#### Entries provided

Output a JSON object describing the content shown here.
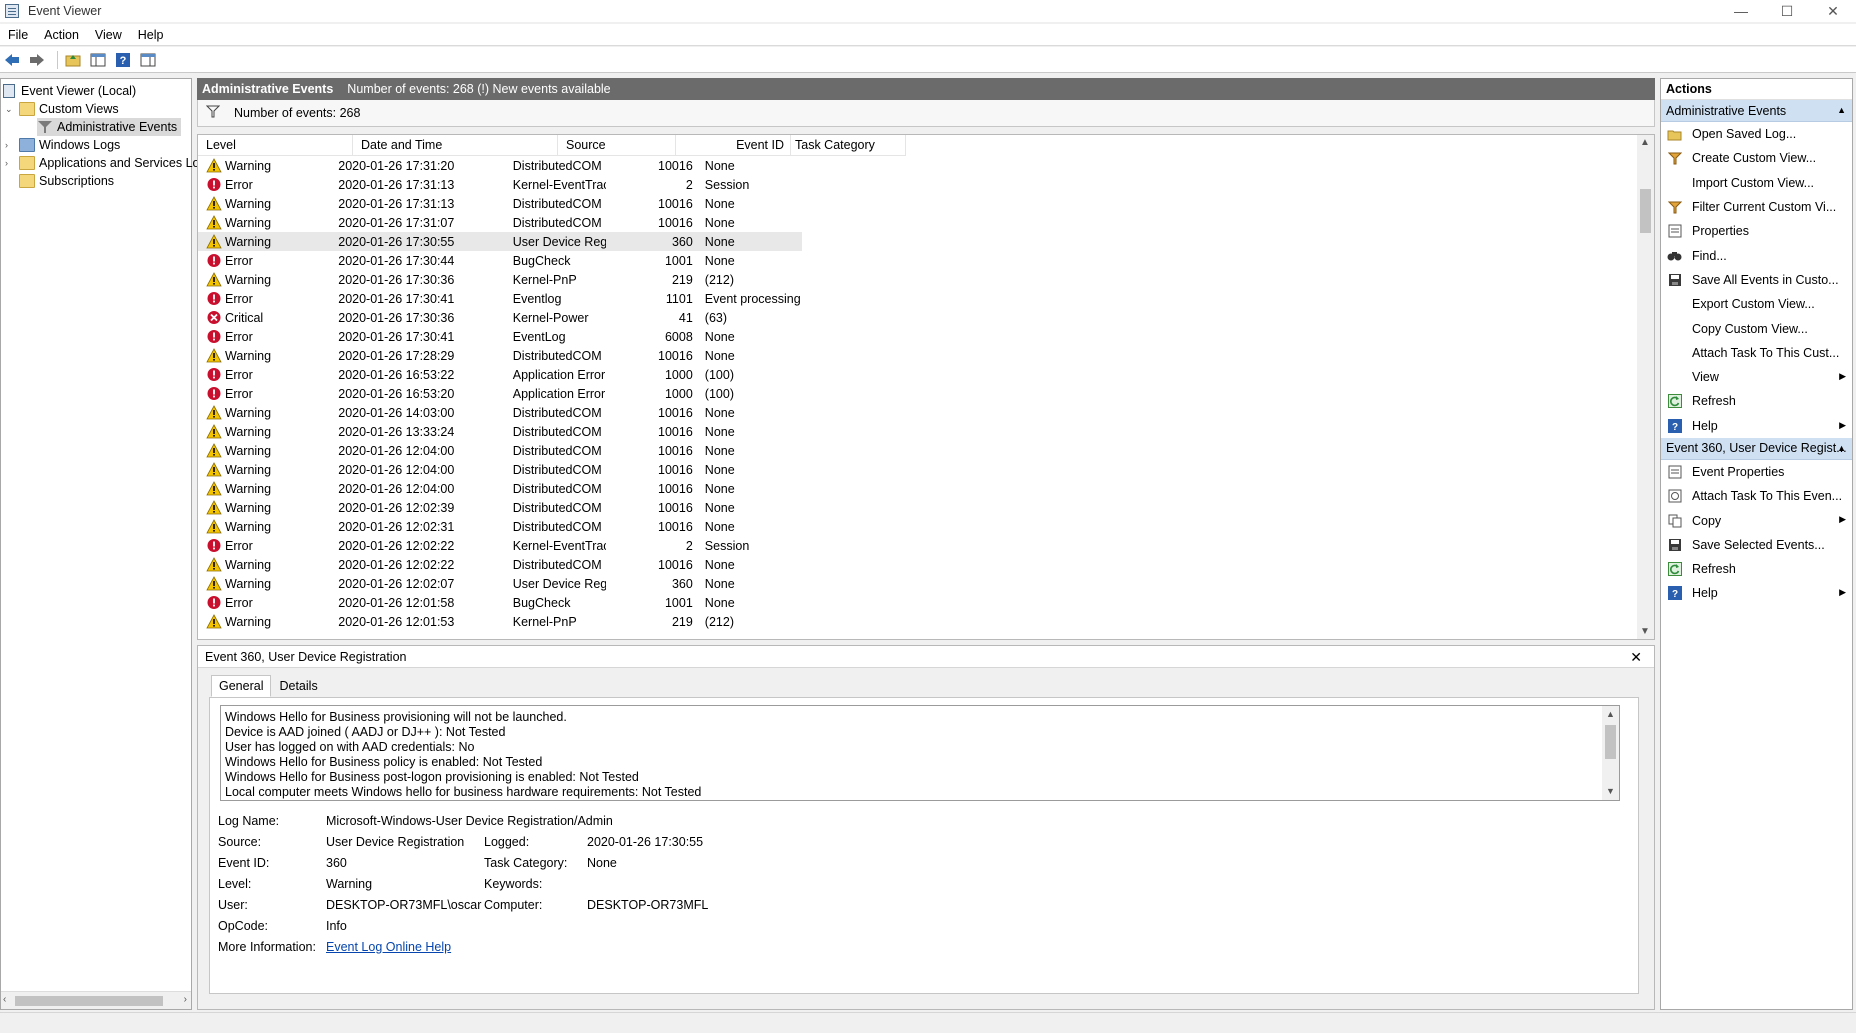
{
  "window": {
    "title": "Event Viewer",
    "controls": [
      "—",
      "☐",
      "✕"
    ]
  },
  "menu": [
    "File",
    "Action",
    "View",
    "Help"
  ],
  "tree": {
    "items": [
      {
        "label": "Event Viewer (Local)",
        "expander": ""
      },
      {
        "label": "Custom Views",
        "expander": "⌄"
      },
      {
        "label": "Administrative Events",
        "expander": ""
      },
      {
        "label": "Windows Logs",
        "expander": "›"
      },
      {
        "label": "Applications and Services Lo",
        "expander": "›"
      },
      {
        "label": "Subscriptions",
        "expander": ""
      }
    ]
  },
  "main": {
    "header_title": "Administrative Events",
    "header_info": "Number of events: 268 (!) New events available",
    "filter_text": "Number of events: 268",
    "columns": [
      "Level",
      "Date and Time",
      "Source",
      "Event ID",
      "Task Category"
    ],
    "rows": [
      {
        "level": "Warning",
        "date": "2020-01-26 17:31:20",
        "source": "DistributedCOM",
        "id": "10016",
        "cat": "None"
      },
      {
        "level": "Error",
        "date": "2020-01-26 17:31:13",
        "source": "Kernel-EventTraci...",
        "id": "2",
        "cat": "Session"
      },
      {
        "level": "Warning",
        "date": "2020-01-26 17:31:13",
        "source": "DistributedCOM",
        "id": "10016",
        "cat": "None"
      },
      {
        "level": "Warning",
        "date": "2020-01-26 17:31:07",
        "source": "DistributedCOM",
        "id": "10016",
        "cat": "None"
      },
      {
        "level": "Warning",
        "date": "2020-01-26 17:30:55",
        "source": "User Device Regis...",
        "id": "360",
        "cat": "None"
      },
      {
        "level": "Error",
        "date": "2020-01-26 17:30:44",
        "source": "BugCheck",
        "id": "1001",
        "cat": "None"
      },
      {
        "level": "Warning",
        "date": "2020-01-26 17:30:36",
        "source": "Kernel-PnP",
        "id": "219",
        "cat": "(212)"
      },
      {
        "level": "Error",
        "date": "2020-01-26 17:30:41",
        "source": "Eventlog",
        "id": "1101",
        "cat": "Event processing"
      },
      {
        "level": "Critical",
        "date": "2020-01-26 17:30:36",
        "source": "Kernel-Power",
        "id": "41",
        "cat": "(63)"
      },
      {
        "level": "Error",
        "date": "2020-01-26 17:30:41",
        "source": "EventLog",
        "id": "6008",
        "cat": "None"
      },
      {
        "level": "Warning",
        "date": "2020-01-26 17:28:29",
        "source": "DistributedCOM",
        "id": "10016",
        "cat": "None"
      },
      {
        "level": "Error",
        "date": "2020-01-26 16:53:22",
        "source": "Application Error",
        "id": "1000",
        "cat": "(100)"
      },
      {
        "level": "Error",
        "date": "2020-01-26 16:53:20",
        "source": "Application Error",
        "id": "1000",
        "cat": "(100)"
      },
      {
        "level": "Warning",
        "date": "2020-01-26 14:03:00",
        "source": "DistributedCOM",
        "id": "10016",
        "cat": "None"
      },
      {
        "level": "Warning",
        "date": "2020-01-26 13:33:24",
        "source": "DistributedCOM",
        "id": "10016",
        "cat": "None"
      },
      {
        "level": "Warning",
        "date": "2020-01-26 12:04:00",
        "source": "DistributedCOM",
        "id": "10016",
        "cat": "None"
      },
      {
        "level": "Warning",
        "date": "2020-01-26 12:04:00",
        "source": "DistributedCOM",
        "id": "10016",
        "cat": "None"
      },
      {
        "level": "Warning",
        "date": "2020-01-26 12:04:00",
        "source": "DistributedCOM",
        "id": "10016",
        "cat": "None"
      },
      {
        "level": "Warning",
        "date": "2020-01-26 12:02:39",
        "source": "DistributedCOM",
        "id": "10016",
        "cat": "None"
      },
      {
        "level": "Warning",
        "date": "2020-01-26 12:02:31",
        "source": "DistributedCOM",
        "id": "10016",
        "cat": "None"
      },
      {
        "level": "Error",
        "date": "2020-01-26 12:02:22",
        "source": "Kernel-EventTraci...",
        "id": "2",
        "cat": "Session"
      },
      {
        "level": "Warning",
        "date": "2020-01-26 12:02:22",
        "source": "DistributedCOM",
        "id": "10016",
        "cat": "None"
      },
      {
        "level": "Warning",
        "date": "2020-01-26 12:02:07",
        "source": "User Device Regis...",
        "id": "360",
        "cat": "None"
      },
      {
        "level": "Error",
        "date": "2020-01-26 12:01:58",
        "source": "BugCheck",
        "id": "1001",
        "cat": "None"
      },
      {
        "level": "Warning",
        "date": "2020-01-26 12:01:53",
        "source": "Kernel-PnP",
        "id": "219",
        "cat": "(212)"
      }
    ],
    "selected_row": 4
  },
  "detail": {
    "title": "Event 360, User Device Registration",
    "close": "✕",
    "tabs": [
      "General",
      "Details"
    ],
    "description": [
      "Windows Hello for Business provisioning will not be launched.",
      "Device is AAD joined ( AADJ or DJ++ ): Not Tested",
      "User has logged on with AAD credentials: No",
      "Windows Hello for Business policy is enabled: Not Tested",
      "Windows Hello for Business post-logon provisioning is enabled: Not Tested",
      "Local computer meets Windows hello for business hardware requirements: Not Tested"
    ],
    "labels": {
      "log_name": "Log Name:",
      "source": "Source:",
      "event_id": "Event ID:",
      "level": "Level:",
      "user": "User:",
      "opcode": "OpCode:",
      "more_info": "More Information:",
      "logged": "Logged:",
      "task_category": "Task Category:",
      "keywords": "Keywords:",
      "computer": "Computer:"
    },
    "values": {
      "log_name": "Microsoft-Windows-User Device Registration/Admin",
      "source": "User Device Registration",
      "event_id": "360",
      "level": "Warning",
      "user": "DESKTOP-OR73MFL\\oscar",
      "opcode": "Info",
      "more_info_link": "Event Log Online Help",
      "logged": "2020-01-26 17:30:55",
      "task_category": "None",
      "keywords": "",
      "computer": "DESKTOP-OR73MFL"
    }
  },
  "actions": {
    "title": "Actions",
    "section1": "Administrative Events",
    "items1": [
      {
        "label": "Open Saved Log...",
        "icon": "folder-open-icon"
      },
      {
        "label": "Create Custom View...",
        "icon": "filter-icon"
      },
      {
        "label": "Import Custom View...",
        "icon": ""
      },
      {
        "label": "Filter Current Custom Vi...",
        "icon": "filter-icon"
      },
      {
        "label": "Properties",
        "icon": "properties-icon"
      },
      {
        "label": "Find...",
        "icon": "binoculars-icon"
      },
      {
        "label": "Save All Events in Custo...",
        "icon": "save-icon"
      },
      {
        "label": "Export Custom View...",
        "icon": ""
      },
      {
        "label": "Copy Custom View...",
        "icon": ""
      },
      {
        "label": "Attach Task To This Cust...",
        "icon": ""
      },
      {
        "label": "View",
        "icon": "",
        "submenu": true
      },
      {
        "label": "Refresh",
        "icon": "refresh-icon"
      },
      {
        "label": "Help",
        "icon": "help-icon",
        "submenu": true
      }
    ],
    "section2": "Event 360, User Device Regist...",
    "items2": [
      {
        "label": "Event Properties",
        "icon": "properties-icon"
      },
      {
        "label": "Attach Task To This Even...",
        "icon": "task-icon"
      },
      {
        "label": "Copy",
        "icon": "copy-icon",
        "submenu": true
      },
      {
        "label": "Save Selected Events...",
        "icon": "save-icon"
      },
      {
        "label": "Refresh",
        "icon": "refresh-icon"
      },
      {
        "label": "Help",
        "icon": "help-icon",
        "submenu": true
      }
    ]
  },
  "colors": {
    "warning": "#f5c400",
    "error": "#c8102e",
    "section": "#cfe0f3",
    "header": "#6b6b6b"
  }
}
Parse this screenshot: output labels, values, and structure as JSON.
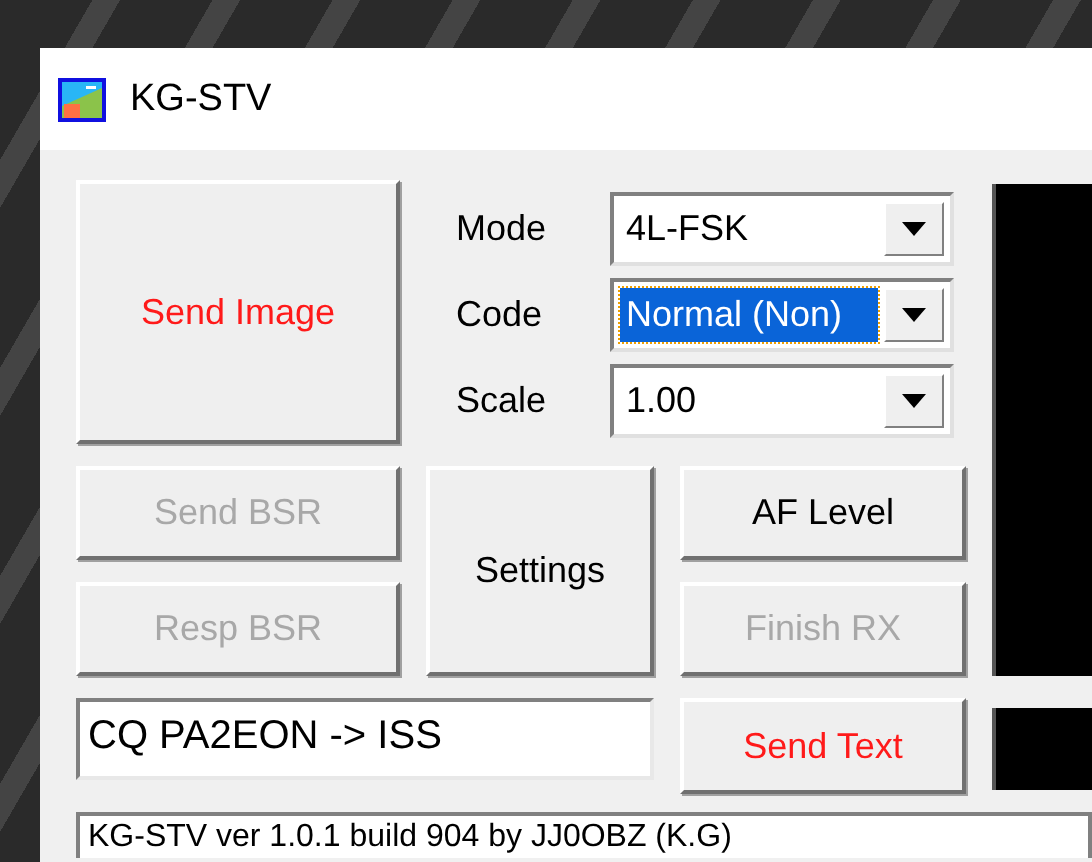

#### Brief
Check each line in the records for the word "Custom" and say how many have it, with nothing else.

#### Solution
6